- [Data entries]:
__________________________________________________

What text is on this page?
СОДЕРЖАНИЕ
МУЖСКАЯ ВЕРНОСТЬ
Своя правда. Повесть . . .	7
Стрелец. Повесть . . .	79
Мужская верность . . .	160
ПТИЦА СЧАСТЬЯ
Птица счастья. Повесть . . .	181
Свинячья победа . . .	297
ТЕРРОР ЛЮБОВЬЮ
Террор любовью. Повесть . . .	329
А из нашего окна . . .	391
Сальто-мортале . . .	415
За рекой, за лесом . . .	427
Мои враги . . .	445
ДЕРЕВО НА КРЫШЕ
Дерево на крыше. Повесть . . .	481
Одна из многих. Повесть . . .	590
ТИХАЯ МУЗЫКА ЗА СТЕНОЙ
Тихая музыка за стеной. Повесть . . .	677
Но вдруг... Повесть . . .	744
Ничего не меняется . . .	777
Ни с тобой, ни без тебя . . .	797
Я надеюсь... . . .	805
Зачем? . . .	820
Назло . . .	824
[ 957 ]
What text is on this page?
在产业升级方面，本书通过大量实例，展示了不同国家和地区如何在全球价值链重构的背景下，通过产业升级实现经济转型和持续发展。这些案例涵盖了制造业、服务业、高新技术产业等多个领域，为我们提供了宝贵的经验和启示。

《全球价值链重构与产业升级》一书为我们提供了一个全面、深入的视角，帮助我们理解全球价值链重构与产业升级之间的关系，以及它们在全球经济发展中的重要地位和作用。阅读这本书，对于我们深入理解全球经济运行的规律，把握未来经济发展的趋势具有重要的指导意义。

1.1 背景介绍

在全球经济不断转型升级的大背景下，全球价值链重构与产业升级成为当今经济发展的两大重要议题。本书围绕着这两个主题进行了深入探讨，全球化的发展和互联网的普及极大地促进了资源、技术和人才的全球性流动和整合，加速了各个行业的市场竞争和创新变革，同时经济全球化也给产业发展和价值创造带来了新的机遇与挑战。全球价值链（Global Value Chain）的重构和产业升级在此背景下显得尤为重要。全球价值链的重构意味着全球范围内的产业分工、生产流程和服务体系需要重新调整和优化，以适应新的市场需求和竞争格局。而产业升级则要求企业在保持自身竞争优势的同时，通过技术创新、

__________________________________________________

Please output every record, keeping each line exact.

- [Correct output]:
What text is on this page?
СОДЕРЖАНИЕ
МУЖСКАЯ ВЕРНОСТЬ
Своя правда. Повесть . . .	7
Стрелец. Повесть . . .	79
Мужская верность . . .	160
ПТИЦА СЧАСТЬЯ
Птица счастья. Повесть . . .	181
Свинячья победа . . .	297
ТЕРРОР ЛЮБОВЬЮ
Террор любовью. Повесть . . .	329
А из нашего окна . . .	391
Сальто-мортале . . .	415
За рекой, за лесом . . .	427
Мои враги . . .	445
ДЕРЕВО НА КРЫШЕ
Дерево на крыше. Повесть . . .	481
Одна из многих. Повесть . . .	590
ТИХАЯ МУЗЫКА ЗА СТЕНОЙ
Тихая музыка за стеной. Повесть . . .	677
Но вдруг... Повесть . . .	744
Ничего не меняется . . .	777
Ни с тобой, ни без тебя . . .	797
Я надеюсь... . . .	805
Зачем? . . .	820
Назло . . .	824
[ 957 ]
What text is on this page?
在产业升级方面，本书通过大量实例，展示了不同国家和地区如何在全球价值链重构的背景下，通过产业升级实现经济转型和持续发展。这些案例涵盖了制造业、服务业、高新技术产业等多个领域，为我们提供了宝贵的经验和启示。

《全球价值链重构与产业升级》一书为我们提供了一个全面、深入的视角，帮助我们理解全球价值链重构与产业升级之间的关系，以及它们在全球经济发展中的重要地位和作用。阅读这本书，对于我们深入理解全球经济运行的规律，把握未来经济发展的趋势具有重要的指导意义。

1.1 背景介绍

在全球经济不断转型升级的大背景下，全球价值链重构与产业升级成为当今经济发展的两大重要议题。本书围绕着这两个主题进行了深入探讨，全球化的发展和互联网的普及极大地促进了资源、技术和人才的全球性流动和整合，加速了各个行业的市场竞争和创新变革，同时经济全球化也给产业发展和价值创造带来了新的机遇与挑战。全球价值链（Global Value Chain）的重构和产业升级在此背景下显得尤为重要。全球价值链的重构意味着全球范围内的产业分工、生产流程和服务体系需要重新调整和优化，以适应新的市场需求和竞争格局。而产业升级则要求企业在保持自身竞争优势的同时，通过技术创新、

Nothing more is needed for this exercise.